| Rows |
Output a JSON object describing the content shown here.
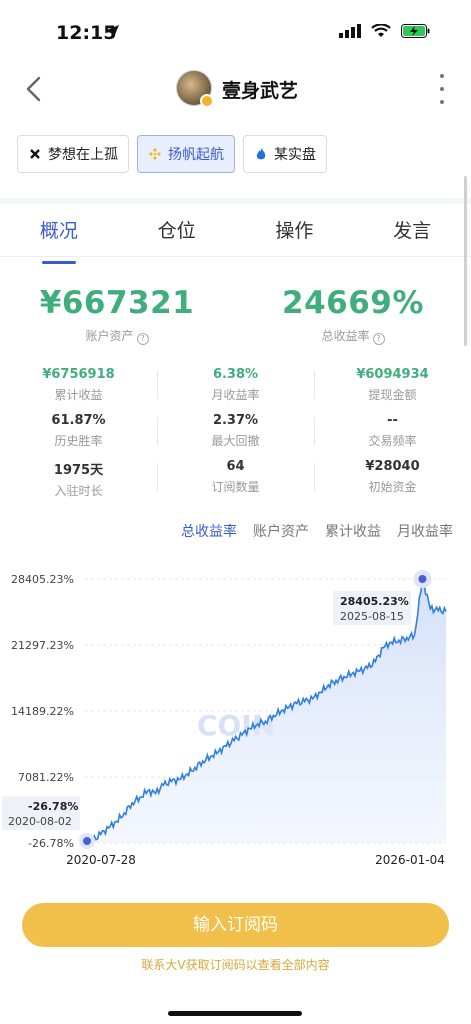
{
  "status": {
    "time": "12:15"
  },
  "nav": {
    "title": "壹身武艺"
  },
  "chips": [
    {
      "label": "梦想在上孤",
      "icon": "cross-logo-icon",
      "active": false
    },
    {
      "label": "扬帆起航",
      "icon": "binance-logo-icon",
      "active": true
    },
    {
      "label": "某实盘",
      "icon": "flame-logo-icon",
      "active": false
    }
  ],
  "tabs": [
    "概况",
    "仓位",
    "操作",
    "发言"
  ],
  "summary": {
    "assets_value": "¥667321",
    "assets_label": "账户资产",
    "return_value": "24669%",
    "return_label": "总收益率"
  },
  "grid": [
    [
      {
        "value": "¥6756918",
        "label": "累计收益",
        "green": true
      },
      {
        "value": "6.38%",
        "label": "月收益率",
        "green": true
      },
      {
        "value": "¥6094934",
        "label": "提现金额",
        "green": true
      }
    ],
    [
      {
        "value": "61.87%",
        "label": "历史胜率",
        "green": false
      },
      {
        "value": "2.37%",
        "label": "最大回撤",
        "green": false
      },
      {
        "value": "--",
        "label": "交易频率",
        "green": false
      }
    ],
    [
      {
        "value": "1975天",
        "label": "入驻时长",
        "green": false
      },
      {
        "value": "64",
        "label": "订阅数量",
        "green": false
      },
      {
        "value": "¥28040",
        "label": "初始资金",
        "green": false
      }
    ]
  ],
  "chart_tabs": [
    "总收益率",
    "账户资产",
    "累计收益",
    "月收益率"
  ],
  "chart_data": {
    "type": "area",
    "y_ticks": [
      "28405.23%",
      "21297.23%",
      "14189.22%",
      "7081.22%",
      "-26.78%"
    ],
    "ylim": [
      -26.78,
      28405.23
    ],
    "x_labels": [
      "2020-07-28",
      "2026-01-04"
    ],
    "watermark": "COIN",
    "color": "#2f7fe0",
    "min_marker": {
      "value": "-26.78%",
      "date": "2020-08-02"
    },
    "max_marker": {
      "value": "28405.23%",
      "date": "2025-08-15"
    },
    "series": [
      {
        "values": [
          -26.78,
          200,
          900,
          1600,
          2300,
          3200,
          4300,
          4900,
          5600,
          5300,
          6200,
          6600,
          6800,
          7400,
          8100,
          8800,
          9300,
          9800,
          10400,
          11000,
          11600,
          12300,
          12800,
          13100,
          13700,
          14200,
          14600,
          15000,
          15200,
          15500,
          16200,
          17000,
          17500,
          17900,
          18200,
          18500,
          18800,
          19500,
          21000,
          21600,
          21800,
          22100,
          22400,
          28405.23,
          25200,
          25000,
          24900
        ]
      }
    ]
  },
  "cta": {
    "label": "输入订阅码",
    "hint": "联系大V获取订阅码以查看全部内容"
  }
}
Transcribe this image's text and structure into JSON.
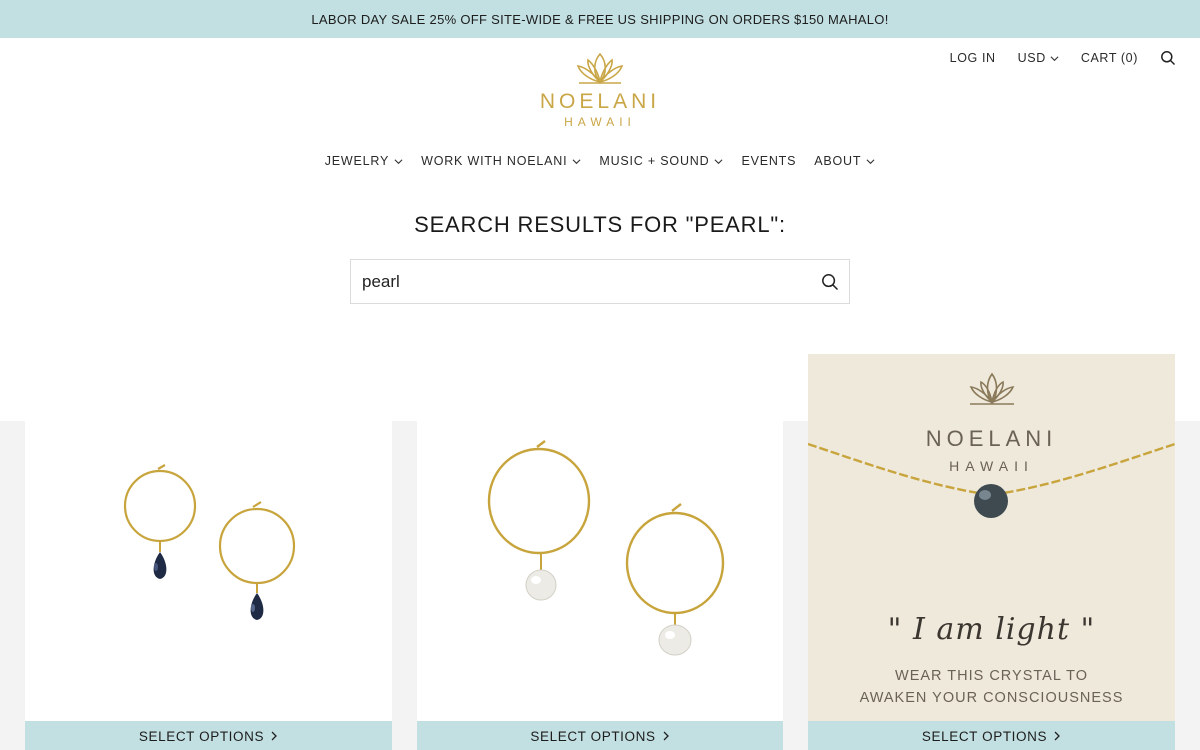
{
  "announcement": "LABOR DAY SALE 25% OFF SITE-WIDE & FREE US SHIPPING ON ORDERS $150 MAHALO!",
  "utility": {
    "login": "LOG IN",
    "currency": "USD",
    "cart": "CART (0)"
  },
  "logo": {
    "brand": "NOELANI",
    "sub": "HAWAII"
  },
  "nav": [
    {
      "label": "JEWELRY",
      "dropdown": true
    },
    {
      "label": "WORK WITH NOELANI",
      "dropdown": true
    },
    {
      "label": "MUSIC + SOUND",
      "dropdown": true
    },
    {
      "label": "EVENTS",
      "dropdown": false
    },
    {
      "label": "ABOUT",
      "dropdown": true
    }
  ],
  "results_title": "SEARCH RESULTS FOR \"PEARL\":",
  "search": {
    "value": "pearl"
  },
  "products": [
    {
      "button": "SELECT OPTIONS"
    },
    {
      "button": "SELECT OPTIONS"
    },
    {
      "button": "SELECT OPTIONS",
      "card_brand": "NOELANI",
      "card_sub": "HAWAII",
      "quote": "\" I am light \"",
      "line1": "WEAR THIS CRYSTAL TO",
      "line2": "AWAKEN YOUR CONSCIOUSNESS"
    }
  ],
  "colors": {
    "accent": "#c2dfe2",
    "gold": "#c9a646",
    "band": "#f3f3f3"
  },
  "icons": [
    "chevron-down-icon",
    "search-icon",
    "lotus-logo-icon",
    "chevron-right-icon"
  ]
}
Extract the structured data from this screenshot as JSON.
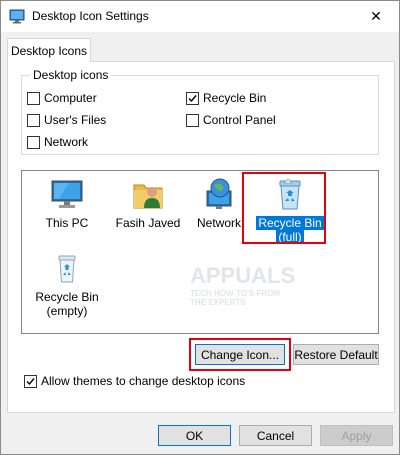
{
  "window": {
    "title": "Desktop Icon Settings",
    "close_glyph": "✕"
  },
  "tabs": [
    {
      "label": "Desktop Icons"
    }
  ],
  "desktop_icons_group": {
    "legend": "Desktop icons",
    "checkboxes": [
      {
        "label": "Computer",
        "checked": false
      },
      {
        "label": "Recycle Bin",
        "checked": true
      },
      {
        "label": "User's Files",
        "checked": false
      },
      {
        "label": "Control Panel",
        "checked": false
      },
      {
        "label": "Network",
        "checked": false
      }
    ]
  },
  "icon_list": {
    "items": [
      {
        "label": "This PC",
        "icon": "monitor-icon",
        "selected": false
      },
      {
        "label": "Fasih Javed",
        "icon": "user-folder-icon",
        "selected": false
      },
      {
        "label": "Network",
        "icon": "network-globe-icon",
        "selected": false
      },
      {
        "label_line1": "Recycle Bin",
        "label_line2": "(full)",
        "icon": "recycle-bin-full-icon",
        "selected": true
      },
      {
        "label_line1": "Recycle Bin",
        "label_line2": "(empty)",
        "icon": "recycle-bin-empty-icon",
        "selected": false
      }
    ]
  },
  "buttons": {
    "change_icon": "Change Icon...",
    "restore_default": "Restore Default",
    "ok": "OK",
    "cancel": "Cancel",
    "apply": "Apply"
  },
  "allow_themes": {
    "label": "Allow themes to change desktop icons",
    "checked": true
  },
  "watermark": {
    "line1": "APPUALS",
    "line2": "TECH HOW-TO'S FROM",
    "line3": "THE EXPERTS"
  },
  "colors": {
    "selection_blue": "#0078d7",
    "highlight_red": "#e3000f"
  }
}
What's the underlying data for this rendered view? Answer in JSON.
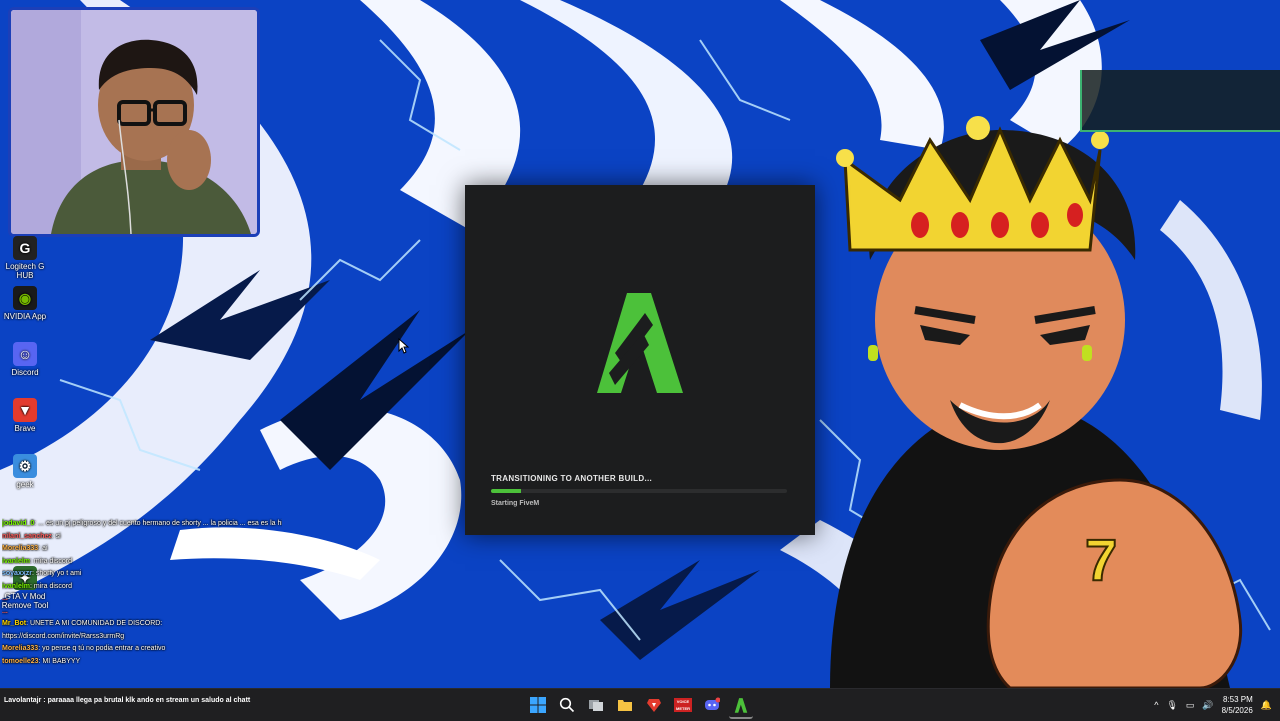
{
  "desktop": {
    "icons": [
      {
        "label_line1": "Logitech G",
        "label_line2": "HUB",
        "icon": "logitech-icon",
        "color": "#1a1a1a"
      },
      {
        "label_line1": "NVIDIA App",
        "label_line2": "",
        "icon": "nvidia-icon",
        "color": "#1a1a1a"
      },
      {
        "label_line1": "Discord",
        "label_line2": "",
        "icon": "discord-icon",
        "color": "#5865f2"
      },
      {
        "label_line1": "Brave",
        "label_line2": "",
        "icon": "brave-icon",
        "color": "#e33b2e"
      },
      {
        "label_line1": "geek",
        "label_line2": "",
        "icon": "geek-icon",
        "color": "#3a8dde"
      },
      {
        "label_line1": "GTA V Mod",
        "label_line2": "Remove Tool",
        "icon": "gta-mod-icon",
        "color": "#2d6b2d"
      }
    ]
  },
  "loader": {
    "status": "TRANSITIONING TO ANOTHER BUILD...",
    "substatus": "Starting FiveM",
    "progress": 0.1,
    "accent": "#4cc13a",
    "logo_icon": "fivem-logo-icon"
  },
  "chat": {
    "lines": [
      {
        "user": "jodavid_0",
        "text": ": ... es un pj peligroso y del cuento hermano de shorty ... la policia ... esa es la historia y ... su pj con los sentimientos frios",
        "color": "#7cfc00"
      },
      {
        "user": "nilani_sanchez",
        "text": ": si",
        "color": "#ff6060"
      },
      {
        "user": "Morelia333",
        "text": ": ai",
        "color": "#ffb347"
      },
      {
        "user": "ivanlelm",
        "text": ": mira discord",
        "color": "#7cfc00"
      },
      {
        "user": "soyaxxzr",
        "text": ": shorty yo t ami",
        "color": "#80c0ff"
      },
      {
        "user": "ivanlelm",
        "text": ": mira discord",
        "color": "#7cfc00"
      },
      {
        "user": "...",
        "text": "",
        "color": "#ff6060"
      },
      {
        "user": "...",
        "text": "",
        "color": "#ff6060"
      },
      {
        "user": "Mr_Bot",
        "text": ": UNETE A MI COMUNIDAD DE DISCORD:",
        "color": "#ffd700"
      },
      {
        "user": "",
        "text": "https://discord.com/invite/Rarss3urmRg",
        "color": "#8ab4ff"
      },
      {
        "user": "Morelia333",
        "text": ": yo pense q tú no podia entrar a creativo",
        "color": "#ffb347"
      },
      {
        "user": "tomoelle23",
        "text": ": MI BABYYY",
        "color": "#ffb347"
      }
    ]
  },
  "taskbar": {
    "chat_line": "Lavolantajr : paraaaa llega pa brutal klk ando en stream un saludo al chatt",
    "apps": [
      {
        "icon": "windows-start-icon"
      },
      {
        "icon": "search-icon"
      },
      {
        "icon": "task-view-icon"
      },
      {
        "icon": "file-explorer-icon"
      },
      {
        "icon": "brave-icon"
      },
      {
        "icon": "voicemeeter-icon",
        "label": "VOICE METER"
      },
      {
        "icon": "discord-icon"
      },
      {
        "icon": "fivem-icon"
      }
    ],
    "time": "8:53 PM",
    "date": "8/5/2026"
  },
  "colors": {
    "wallpaper_blue": "#0d47c8",
    "taskbar": "#1f1f21",
    "loader_bg": "#1c1d1e"
  }
}
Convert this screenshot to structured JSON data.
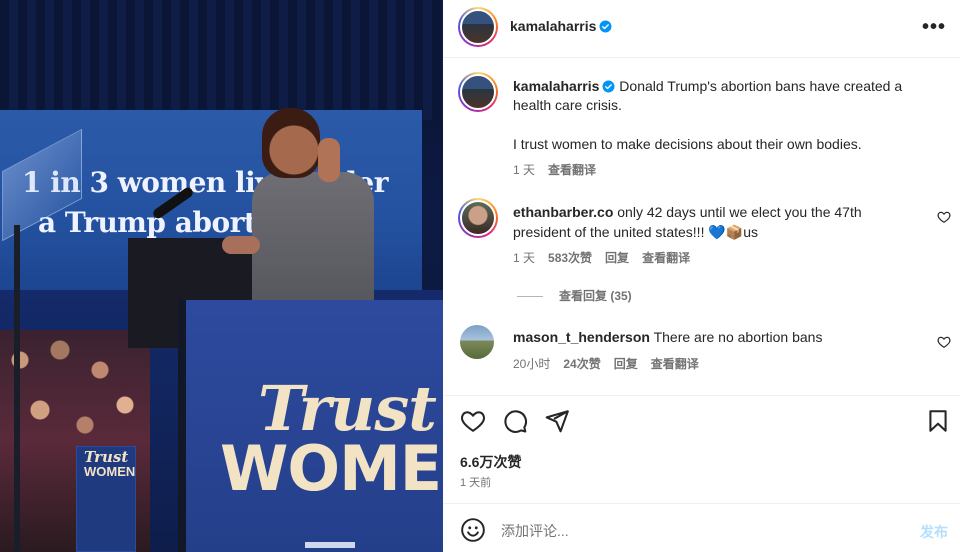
{
  "photo": {
    "screen_line_1": "1 in 3 women live under",
    "screen_line_2": "a Trump abortion ban",
    "podium_line_1": "Trust",
    "podium_line_2": "WOMEN",
    "sign_line_1": "Trust",
    "sign_line_2": "WOMEN"
  },
  "header": {
    "username": "kamalaharris",
    "more_icon": "more-horizontal-icon"
  },
  "caption": {
    "username": "kamalaharris",
    "text_line_1": "Donald Trump's abortion bans have created a",
    "text_line_2": "health care crisis.",
    "text_line_3": "I trust women to make decisions about their own bodies.",
    "time": "1 天",
    "translate": "查看翻译"
  },
  "comments": [
    {
      "username": "ethanbarber.co",
      "text_line_1": "only 42 days until we elect you the 47th",
      "text_line_2": "president of the united states!!! 💙📦us",
      "time": "1 天",
      "likes": "583次赞",
      "reply": "回复",
      "translate": "查看翻译",
      "view_replies": "查看回复 (35)"
    },
    {
      "username": "mason_t_henderson",
      "text": "There are no abortion bans",
      "time": "20小时",
      "likes": "24次赞",
      "reply": "回复",
      "translate": "查看翻译"
    }
  ],
  "actions": {
    "like_icon": "heart-icon",
    "comment_icon": "comment-icon",
    "share_icon": "send-icon",
    "save_icon": "bookmark-icon"
  },
  "stats": {
    "likes": "6.6万次赞",
    "date": "1 天前"
  },
  "composer": {
    "placeholder": "添加评论...",
    "post_label": "发布"
  },
  "colors": {
    "verified": "#0095f6",
    "post_button": "#b2dffc",
    "podium": "#2e4a9e"
  }
}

| Challenge |
Select the lines that carry the string "full" and copy them.

| Finished exercise |
        "label_line2": "(full)",
        "icon": "recycle-bin-full-icon",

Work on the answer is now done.